Written problem.
Beneath this task is a listing. State how many of its lines include the string "Ingeniería", giving nothing but the number.

Data provided.

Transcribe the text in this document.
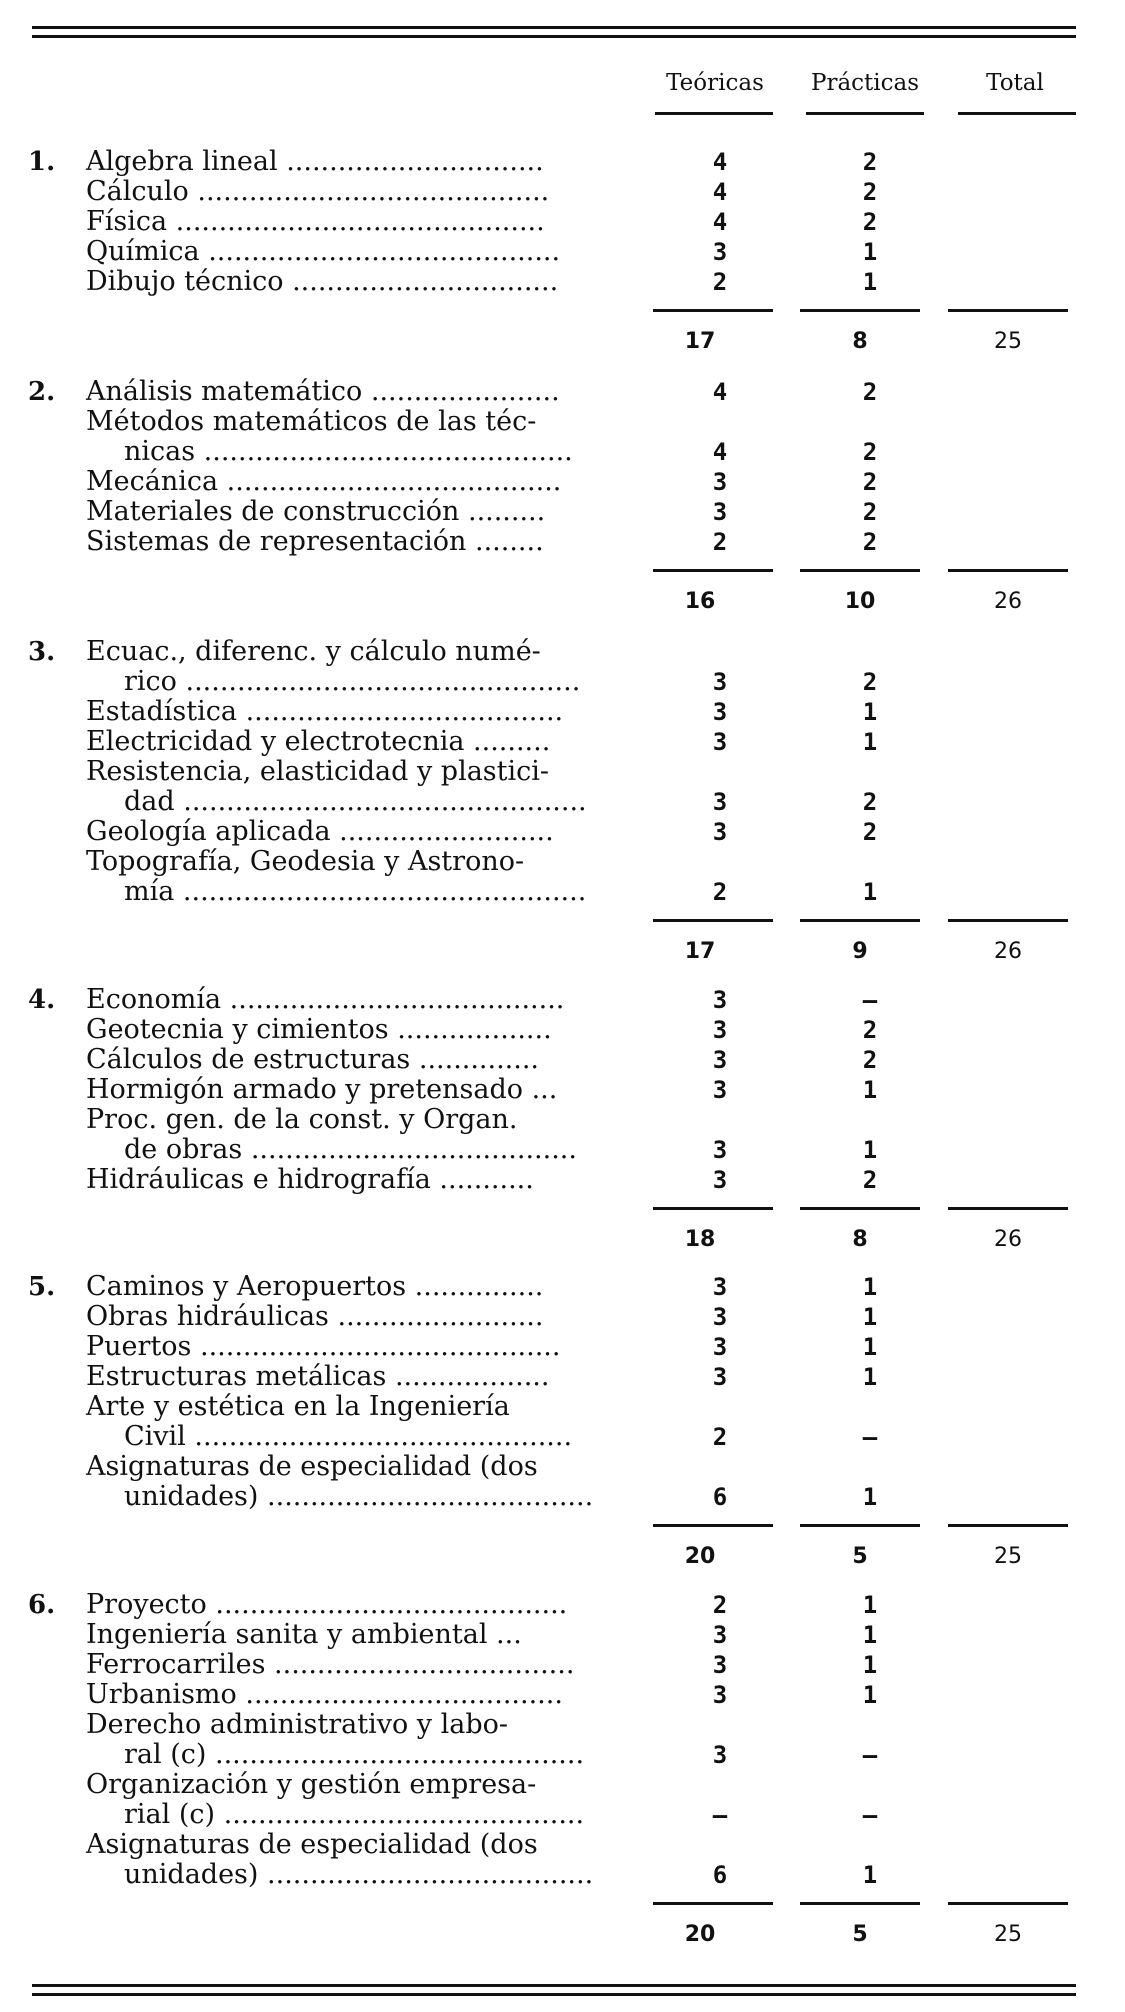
Teóricas	Prácticas	Total
1. Algebra lineal ..............................	4	2
Cálculo .........................................	4	2
Física ...........................................	4	2
Química .........................................	3	1
Dibujo técnico ...............................	2	1
17	8	25
2. Análisis matemático ......................	4	2
Métodos matemáticos de las téc-
nicas ...........................................	4	2
Mecánica .......................................	3	2
Materiales de construcción .........	3	2
Sistemas de representación ........	2	2
16	10	26
3. Ecuac., diferenc. y cálculo numé-
rico ..............................................	3	2
Estadística .....................................	3	1
Electricidad y electrotecnia .........	3	1
Resistencia, elasticidad y plastici-
dad ...............................................	3	2
Geología aplicada .........................	3	2
Topografía, Geodesia y Astrono-
mía ...............................................	2	1
17	9	26
4. Economía .......................................	3	—
Geotecnia y cimientos ..................	3	2
Cálculos de estructuras ..............	3	2
Hormigón armado y pretensado ...	3	1
Proc. gen. de la const. y Organ.
de obras ......................................	3	1
Hidráulicas e hidrografía ...........	3	2
18	8	26
5. Caminos y Aeropuertos ...............	3	1
Obras hidráulicas ........................	3	1
Puertos ..........................................	3	1
Estructuras metálicas ..................	3	1
Arte y estética en la Ingeniería
Civil ............................................	2	—
Asignaturas de especialidad (dos
unidades) ......................................	6	1
20	5	25
6. Proyecto .........................................	2	1
Ingeniería sanita y ambiental ...	3	1
Ferrocarriles ...................................	3	1
Urbanismo .....................................	3	1
Derecho administrativo y labo-
ral (c) ...........................................	3	—
Organización y gestión empresa-
rial (c) ..........................................	—	—
Asignaturas de especialidad (dos
unidades) ......................................	6	1
20	5	25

The result.
2